Render the lines of every item below as a numbered list, leaving out any blank lines.

[Annotated region listings]
--- BEGIN ---

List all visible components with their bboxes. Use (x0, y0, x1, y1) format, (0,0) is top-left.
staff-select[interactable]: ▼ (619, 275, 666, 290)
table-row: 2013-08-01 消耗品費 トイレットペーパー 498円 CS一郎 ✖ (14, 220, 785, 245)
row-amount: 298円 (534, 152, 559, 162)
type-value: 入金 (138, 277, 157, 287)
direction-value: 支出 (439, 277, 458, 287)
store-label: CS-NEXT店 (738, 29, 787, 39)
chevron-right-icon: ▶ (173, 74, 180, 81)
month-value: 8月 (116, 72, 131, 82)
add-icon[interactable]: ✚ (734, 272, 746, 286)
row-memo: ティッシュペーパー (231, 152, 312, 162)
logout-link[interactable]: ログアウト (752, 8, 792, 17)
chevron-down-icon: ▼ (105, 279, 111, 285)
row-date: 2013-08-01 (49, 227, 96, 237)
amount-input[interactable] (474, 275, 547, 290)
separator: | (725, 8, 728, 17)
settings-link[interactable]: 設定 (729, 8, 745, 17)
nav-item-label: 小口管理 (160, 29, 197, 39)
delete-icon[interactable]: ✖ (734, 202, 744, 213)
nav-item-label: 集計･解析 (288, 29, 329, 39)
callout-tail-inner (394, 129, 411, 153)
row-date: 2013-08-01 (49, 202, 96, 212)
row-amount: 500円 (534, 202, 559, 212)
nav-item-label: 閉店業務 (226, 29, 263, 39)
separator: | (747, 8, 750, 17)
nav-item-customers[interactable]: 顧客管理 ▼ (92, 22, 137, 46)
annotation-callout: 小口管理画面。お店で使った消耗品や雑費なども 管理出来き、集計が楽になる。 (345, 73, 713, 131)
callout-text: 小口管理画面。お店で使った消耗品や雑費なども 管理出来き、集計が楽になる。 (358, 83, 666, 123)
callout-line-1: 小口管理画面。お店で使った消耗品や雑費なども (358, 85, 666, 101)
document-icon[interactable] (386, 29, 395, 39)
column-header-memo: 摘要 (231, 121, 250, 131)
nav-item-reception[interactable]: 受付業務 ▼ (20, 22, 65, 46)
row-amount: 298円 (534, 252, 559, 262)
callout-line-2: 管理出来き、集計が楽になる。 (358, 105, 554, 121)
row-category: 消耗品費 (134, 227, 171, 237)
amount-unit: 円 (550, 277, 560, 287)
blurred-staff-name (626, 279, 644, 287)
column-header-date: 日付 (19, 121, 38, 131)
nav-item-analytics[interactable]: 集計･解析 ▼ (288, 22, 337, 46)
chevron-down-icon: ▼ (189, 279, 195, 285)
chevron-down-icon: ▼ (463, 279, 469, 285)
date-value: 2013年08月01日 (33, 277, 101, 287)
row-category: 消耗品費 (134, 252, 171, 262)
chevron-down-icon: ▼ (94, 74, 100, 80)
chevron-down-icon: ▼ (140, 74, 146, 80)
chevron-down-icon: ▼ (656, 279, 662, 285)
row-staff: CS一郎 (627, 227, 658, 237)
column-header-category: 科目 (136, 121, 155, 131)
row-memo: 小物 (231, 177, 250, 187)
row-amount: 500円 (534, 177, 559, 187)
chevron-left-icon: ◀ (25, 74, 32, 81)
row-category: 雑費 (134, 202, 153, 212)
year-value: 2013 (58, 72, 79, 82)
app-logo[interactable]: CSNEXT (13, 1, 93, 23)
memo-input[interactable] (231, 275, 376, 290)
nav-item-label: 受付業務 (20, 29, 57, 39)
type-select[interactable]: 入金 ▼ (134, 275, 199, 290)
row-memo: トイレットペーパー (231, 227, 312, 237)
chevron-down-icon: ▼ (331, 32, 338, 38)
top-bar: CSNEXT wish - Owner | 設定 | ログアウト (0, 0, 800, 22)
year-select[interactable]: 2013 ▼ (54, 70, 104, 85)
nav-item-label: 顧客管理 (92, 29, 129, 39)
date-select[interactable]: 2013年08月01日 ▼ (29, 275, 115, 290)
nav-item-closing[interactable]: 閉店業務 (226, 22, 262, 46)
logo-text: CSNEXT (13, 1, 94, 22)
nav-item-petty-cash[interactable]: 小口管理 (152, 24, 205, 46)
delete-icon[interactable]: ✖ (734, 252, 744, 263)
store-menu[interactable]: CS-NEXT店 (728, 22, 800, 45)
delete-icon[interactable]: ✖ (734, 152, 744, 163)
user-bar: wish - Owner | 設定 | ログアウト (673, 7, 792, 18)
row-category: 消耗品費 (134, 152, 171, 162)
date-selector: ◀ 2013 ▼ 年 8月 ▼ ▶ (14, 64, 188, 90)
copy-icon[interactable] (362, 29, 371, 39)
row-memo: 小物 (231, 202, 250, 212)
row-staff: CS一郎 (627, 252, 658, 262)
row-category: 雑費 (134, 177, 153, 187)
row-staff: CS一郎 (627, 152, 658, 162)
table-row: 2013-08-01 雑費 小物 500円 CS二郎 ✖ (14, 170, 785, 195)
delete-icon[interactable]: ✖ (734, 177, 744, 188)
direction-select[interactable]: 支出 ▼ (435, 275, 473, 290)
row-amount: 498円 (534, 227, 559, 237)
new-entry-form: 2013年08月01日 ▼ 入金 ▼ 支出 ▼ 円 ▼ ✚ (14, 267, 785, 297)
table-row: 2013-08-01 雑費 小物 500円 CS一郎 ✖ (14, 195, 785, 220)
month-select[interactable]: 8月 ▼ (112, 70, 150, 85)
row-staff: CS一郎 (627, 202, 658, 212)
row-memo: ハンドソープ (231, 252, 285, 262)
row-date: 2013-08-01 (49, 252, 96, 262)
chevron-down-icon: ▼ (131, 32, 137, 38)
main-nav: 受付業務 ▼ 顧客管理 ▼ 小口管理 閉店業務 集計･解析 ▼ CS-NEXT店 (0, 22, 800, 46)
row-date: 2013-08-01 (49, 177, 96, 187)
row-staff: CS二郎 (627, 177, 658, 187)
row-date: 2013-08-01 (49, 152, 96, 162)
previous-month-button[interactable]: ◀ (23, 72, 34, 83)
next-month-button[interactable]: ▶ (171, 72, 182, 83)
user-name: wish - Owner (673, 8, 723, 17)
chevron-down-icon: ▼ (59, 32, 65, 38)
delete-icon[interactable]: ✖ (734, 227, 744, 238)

--- END ---

- **Result of the task**
1. List all visible components with their bboxes. Use (x0, y0, x1, y1) format, (0,0) is top-left.
2. staff-select[interactable]: ▼ (619, 275, 666, 290)
3. table-row: 2013-08-01 消耗品費 トイレットペーパー 498円 CS一郎 ✖ (14, 220, 785, 245)
4. row-amount: 298円 (534, 152, 559, 162)
5. type-value: 入金 (138, 277, 157, 287)
6. direction-value: 支出 (439, 277, 458, 287)
7. store-label: CS-NEXT店 (738, 29, 787, 39)
8. chevron-right-icon: ▶ (173, 74, 180, 81)
9. month-value: 8月 (116, 72, 131, 82)
10. add-icon[interactable]: ✚ (734, 272, 746, 286)
11. row-memo: ティッシュペーパー (231, 152, 312, 162)
12. logout-link[interactable]: ログアウト (752, 8, 792, 17)
13. chevron-down-icon: ▼ (105, 279, 111, 285)
14. row-date: 2013-08-01 (49, 227, 96, 237)
15. amount-input[interactable] (474, 275, 547, 290)
16. separator: | (725, 8, 728, 17)
17. settings-link[interactable]: 設定 (729, 8, 745, 17)
18. nav-item-label: 小口管理 (160, 29, 197, 39)
19. delete-icon[interactable]: ✖ (734, 202, 744, 213)
20. nav-item-label: 集計･解析 (288, 29, 329, 39)
21. callout-tail-inner (394, 129, 411, 153)
22. row-date: 2013-08-01 (49, 202, 96, 212)
23. row-amount: 500円 (534, 202, 559, 212)
24. nav-item-label: 閉店業務 (226, 29, 263, 39)
25. separator: | (747, 8, 750, 17)
26. nav-item-customers[interactable]: 顧客管理 ▼ (92, 22, 137, 46)
27. annotation-callout: 小口管理画面。お店で使った消耗品や雑費なども 管理出来き、集計が楽になる。 (345, 73, 713, 131)
28. callout-text: 小口管理画面。お店で使った消耗品や雑費なども 管理出来き、集計が楽になる。 (358, 83, 666, 123)
29. callout-line-1: 小口管理画面。お店で使った消耗品や雑費なども (358, 85, 666, 101)
30. document-icon[interactable] (386, 29, 395, 39)
31. column-header-memo: 摘要 (231, 121, 250, 131)
32. nav-item-reception[interactable]: 受付業務 ▼ (20, 22, 65, 46)
33. row-amount: 298円 (534, 252, 559, 262)
34. callout-line-2: 管理出来き、集計が楽になる。 (358, 105, 554, 121)
35. row-category: 消耗品費 (134, 227, 171, 237)
36. amount-unit: 円 (550, 277, 560, 287)
37. blurred-staff-name (626, 279, 644, 287)
38. column-header-date: 日付 (19, 121, 38, 131)
39. nav-item-analytics[interactable]: 集計･解析 ▼ (288, 22, 337, 46)
40. chevron-down-icon: ▼ (189, 279, 195, 285)
41. chevron-down-icon: ▼ (463, 279, 469, 285)
42. date-value: 2013年08月01日 (33, 277, 101, 287)
43. row-category: 消耗品費 (134, 252, 171, 262)
44. chevron-down-icon: ▼ (94, 74, 100, 80)
45. chevron-down-icon: ▼ (140, 74, 146, 80)
46. chevron-down-icon: ▼ (656, 279, 662, 285)
47. row-staff: CS一郎 (627, 227, 658, 237)
48. column-header-category: 科目 (136, 121, 155, 131)
49. row-memo: 小物 (231, 177, 250, 187)
50. row-amount: 500円 (534, 177, 559, 187)
51. chevron-left-icon: ◀ (25, 74, 32, 81)
52. row-category: 雑費 (134, 202, 153, 212)
53. year-value: 2013 (58, 72, 79, 82)
54. app-logo[interactable]: CSNEXT (13, 1, 93, 23)
55. memo-input[interactable] (231, 275, 376, 290)
56. nav-item-label: 受付業務 (20, 29, 57, 39)
57. type-select[interactable]: 入金 ▼ (134, 275, 199, 290)
58. row-memo: トイレットペーパー (231, 227, 312, 237)
59. chevron-down-icon: ▼ (331, 32, 338, 38)
60. top-bar: CSNEXT wish - Owner | 設定 | ログアウト (0, 0, 800, 22)
61. year-select[interactable]: 2013 ▼ (54, 70, 104, 85)
62. nav-item-label: 顧客管理 (92, 29, 129, 39)
63. date-select[interactable]: 2013年08月01日 ▼ (29, 275, 115, 290)
64. nav-item-closing[interactable]: 閉店業務 (226, 22, 262, 46)
65. logo-text: CSNEXT (13, 1, 94, 22)
66. nav-item-petty-cash[interactable]: 小口管理 (152, 24, 205, 46)
67. delete-icon[interactable]: ✖ (734, 252, 744, 263)
68. store-menu[interactable]: CS-NEXT店 (728, 22, 800, 45)
69. delete-icon[interactable]: ✖ (734, 152, 744, 163)
70. user-bar: wish - Owner | 設定 | ログアウト (673, 7, 792, 18)
71. row-category: 消耗品費 (134, 152, 171, 162)
72. date-selector: ◀ 2013 ▼ 年 8月 ▼ ▶ (14, 64, 188, 90)
73. copy-icon[interactable] (362, 29, 371, 39)
74. row-memo: 小物 (231, 202, 250, 212)
75. row-staff: CS一郎 (627, 252, 658, 262)
76. row-category: 雑費 (134, 177, 153, 187)
77. row-staff: CS一郎 (627, 152, 658, 162)
78. table-row: 2013-08-01 雑費 小物 500円 CS二郎 ✖ (14, 170, 785, 195)
79. delete-icon[interactable]: ✖ (734, 177, 744, 188)
80. direction-select[interactable]: 支出 ▼ (435, 275, 473, 290)
81. row-amount: 498円 (534, 227, 559, 237)
82. new-entry-form: 2013年08月01日 ▼ 入金 ▼ 支出 ▼ 円 ▼ ✚ (14, 267, 785, 297)
83. table-row: 2013-08-01 雑費 小物 500円 CS一郎 ✖ (14, 195, 785, 220)
84. month-select[interactable]: 8月 ▼ (112, 70, 150, 85)
85. row-staff: CS一郎 (627, 202, 658, 212)
86. row-memo: ハンドソープ (231, 252, 285, 262)
87. row-date: 2013-08-01 (49, 252, 96, 262)
88. chevron-down-icon: ▼ (131, 32, 137, 38)
89. main-nav: 受付業務 ▼ 顧客管理 ▼ 小口管理 閉店業務 集計･解析 ▼ CS-NEXT店 (0, 22, 800, 46)
90. row-date: 2013-08-01 (49, 177, 96, 187)
91. row-staff: CS二郎 (627, 177, 658, 187)
92. row-date: 2013-08-01 (49, 152, 96, 162)
93. previous-month-button[interactable]: ◀ (23, 72, 34, 83)
94. next-month-button[interactable]: ▶ (171, 72, 182, 83)
95. user-name: wish - Owner (673, 8, 723, 17)
96. chevron-down-icon: ▼ (59, 32, 65, 38)
97. delete-icon[interactable]: ✖ (734, 227, 744, 238)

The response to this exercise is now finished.